(Items listed in a dataset)
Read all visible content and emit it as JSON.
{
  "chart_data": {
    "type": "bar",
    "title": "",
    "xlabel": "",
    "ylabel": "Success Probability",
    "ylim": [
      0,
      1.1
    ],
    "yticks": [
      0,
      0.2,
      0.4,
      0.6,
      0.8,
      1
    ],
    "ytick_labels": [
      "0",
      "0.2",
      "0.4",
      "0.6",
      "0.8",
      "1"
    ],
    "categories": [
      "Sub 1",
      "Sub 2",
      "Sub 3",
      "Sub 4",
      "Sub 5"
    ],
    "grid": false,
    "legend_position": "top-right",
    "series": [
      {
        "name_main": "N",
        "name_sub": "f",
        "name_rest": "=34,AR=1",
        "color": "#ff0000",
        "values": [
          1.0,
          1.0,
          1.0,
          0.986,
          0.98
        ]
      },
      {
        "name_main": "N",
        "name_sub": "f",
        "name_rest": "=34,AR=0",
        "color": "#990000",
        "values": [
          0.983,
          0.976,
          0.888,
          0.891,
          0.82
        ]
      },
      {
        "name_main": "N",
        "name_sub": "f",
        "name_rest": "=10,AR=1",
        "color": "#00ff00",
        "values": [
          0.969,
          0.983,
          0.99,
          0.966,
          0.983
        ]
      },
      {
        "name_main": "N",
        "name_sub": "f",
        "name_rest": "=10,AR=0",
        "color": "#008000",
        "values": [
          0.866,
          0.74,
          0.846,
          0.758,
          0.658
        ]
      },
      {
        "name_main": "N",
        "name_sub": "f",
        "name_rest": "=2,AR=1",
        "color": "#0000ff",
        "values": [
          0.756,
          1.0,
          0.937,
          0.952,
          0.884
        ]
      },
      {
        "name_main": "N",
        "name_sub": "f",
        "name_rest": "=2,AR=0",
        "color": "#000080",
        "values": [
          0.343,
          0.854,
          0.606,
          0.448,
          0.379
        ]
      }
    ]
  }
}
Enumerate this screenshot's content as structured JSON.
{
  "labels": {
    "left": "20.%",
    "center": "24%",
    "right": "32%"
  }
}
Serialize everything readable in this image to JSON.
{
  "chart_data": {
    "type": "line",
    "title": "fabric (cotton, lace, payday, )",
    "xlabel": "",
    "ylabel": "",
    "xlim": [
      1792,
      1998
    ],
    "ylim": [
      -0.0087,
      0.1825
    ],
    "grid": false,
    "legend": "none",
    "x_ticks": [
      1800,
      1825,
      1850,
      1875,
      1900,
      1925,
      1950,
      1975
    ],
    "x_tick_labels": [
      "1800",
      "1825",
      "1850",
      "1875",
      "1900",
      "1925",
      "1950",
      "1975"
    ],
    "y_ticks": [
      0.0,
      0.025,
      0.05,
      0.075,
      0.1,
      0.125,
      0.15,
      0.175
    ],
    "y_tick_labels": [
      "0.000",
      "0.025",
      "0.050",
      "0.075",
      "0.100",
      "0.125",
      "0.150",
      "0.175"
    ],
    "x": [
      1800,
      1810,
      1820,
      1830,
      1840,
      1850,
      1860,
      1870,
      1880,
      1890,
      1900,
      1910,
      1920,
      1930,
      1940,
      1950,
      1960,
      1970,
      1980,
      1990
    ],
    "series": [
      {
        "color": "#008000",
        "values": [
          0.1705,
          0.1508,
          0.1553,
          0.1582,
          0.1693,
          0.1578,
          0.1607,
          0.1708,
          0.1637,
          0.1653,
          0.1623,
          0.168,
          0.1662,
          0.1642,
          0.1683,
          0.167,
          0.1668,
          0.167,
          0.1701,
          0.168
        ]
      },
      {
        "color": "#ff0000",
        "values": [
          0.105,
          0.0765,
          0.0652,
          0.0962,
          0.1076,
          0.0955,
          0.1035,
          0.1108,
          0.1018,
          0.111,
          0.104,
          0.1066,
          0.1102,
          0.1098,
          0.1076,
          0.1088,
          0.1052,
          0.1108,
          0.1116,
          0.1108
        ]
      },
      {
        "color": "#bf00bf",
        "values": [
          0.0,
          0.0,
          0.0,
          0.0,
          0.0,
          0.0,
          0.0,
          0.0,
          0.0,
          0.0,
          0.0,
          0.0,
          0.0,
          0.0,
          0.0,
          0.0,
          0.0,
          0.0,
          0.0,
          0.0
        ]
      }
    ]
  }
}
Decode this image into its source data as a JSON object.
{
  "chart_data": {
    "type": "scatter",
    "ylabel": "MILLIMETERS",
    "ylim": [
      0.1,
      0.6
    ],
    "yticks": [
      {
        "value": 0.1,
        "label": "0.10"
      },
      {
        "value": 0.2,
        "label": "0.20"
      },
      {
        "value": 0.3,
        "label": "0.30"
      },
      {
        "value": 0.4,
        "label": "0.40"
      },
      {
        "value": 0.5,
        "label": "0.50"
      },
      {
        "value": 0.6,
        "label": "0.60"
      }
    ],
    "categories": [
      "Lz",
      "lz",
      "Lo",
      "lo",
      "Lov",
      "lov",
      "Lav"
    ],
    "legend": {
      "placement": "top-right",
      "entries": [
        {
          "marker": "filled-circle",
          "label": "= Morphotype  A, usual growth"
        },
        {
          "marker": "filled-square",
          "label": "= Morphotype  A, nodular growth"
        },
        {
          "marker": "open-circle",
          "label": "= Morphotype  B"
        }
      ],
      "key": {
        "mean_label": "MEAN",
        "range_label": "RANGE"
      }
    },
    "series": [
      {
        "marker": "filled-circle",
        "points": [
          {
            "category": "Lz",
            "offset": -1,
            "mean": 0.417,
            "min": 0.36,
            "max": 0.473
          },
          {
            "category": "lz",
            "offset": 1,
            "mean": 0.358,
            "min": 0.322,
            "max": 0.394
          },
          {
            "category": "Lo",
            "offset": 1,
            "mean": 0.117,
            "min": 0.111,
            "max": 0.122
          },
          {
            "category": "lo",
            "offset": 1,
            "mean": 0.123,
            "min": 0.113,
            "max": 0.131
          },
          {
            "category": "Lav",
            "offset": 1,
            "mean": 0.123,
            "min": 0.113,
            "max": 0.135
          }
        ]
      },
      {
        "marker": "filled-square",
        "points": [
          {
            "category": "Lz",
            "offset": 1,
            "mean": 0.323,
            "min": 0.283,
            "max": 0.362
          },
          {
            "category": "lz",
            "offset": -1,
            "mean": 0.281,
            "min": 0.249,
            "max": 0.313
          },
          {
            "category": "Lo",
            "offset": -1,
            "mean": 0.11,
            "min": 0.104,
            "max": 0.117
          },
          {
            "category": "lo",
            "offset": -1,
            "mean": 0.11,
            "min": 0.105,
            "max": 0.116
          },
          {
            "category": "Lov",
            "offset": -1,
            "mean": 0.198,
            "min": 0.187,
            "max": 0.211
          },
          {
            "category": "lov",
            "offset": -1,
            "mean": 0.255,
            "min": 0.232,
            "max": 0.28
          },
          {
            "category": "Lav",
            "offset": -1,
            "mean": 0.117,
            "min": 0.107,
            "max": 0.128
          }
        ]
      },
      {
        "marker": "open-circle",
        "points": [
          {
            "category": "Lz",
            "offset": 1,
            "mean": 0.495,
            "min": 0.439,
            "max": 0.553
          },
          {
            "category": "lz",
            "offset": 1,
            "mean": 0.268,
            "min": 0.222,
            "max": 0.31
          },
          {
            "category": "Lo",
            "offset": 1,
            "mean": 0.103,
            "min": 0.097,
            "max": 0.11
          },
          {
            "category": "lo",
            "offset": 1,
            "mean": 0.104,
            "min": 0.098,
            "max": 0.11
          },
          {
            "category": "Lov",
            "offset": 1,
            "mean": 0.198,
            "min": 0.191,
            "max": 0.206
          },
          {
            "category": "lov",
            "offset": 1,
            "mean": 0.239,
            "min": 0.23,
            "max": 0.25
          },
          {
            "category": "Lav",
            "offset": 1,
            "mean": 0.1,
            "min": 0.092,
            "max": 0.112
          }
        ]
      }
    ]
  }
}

◆ Task to carry out ◆
Write down every line of the data above that includes the string "marker".

◆ Answer below ◆
          "marker": "filled-circle",
          "marker": "filled-square",
          "marker": "open-circle",
        "marker": "filled-circle",
        "marker": "filled-square",
        "marker": "open-circle",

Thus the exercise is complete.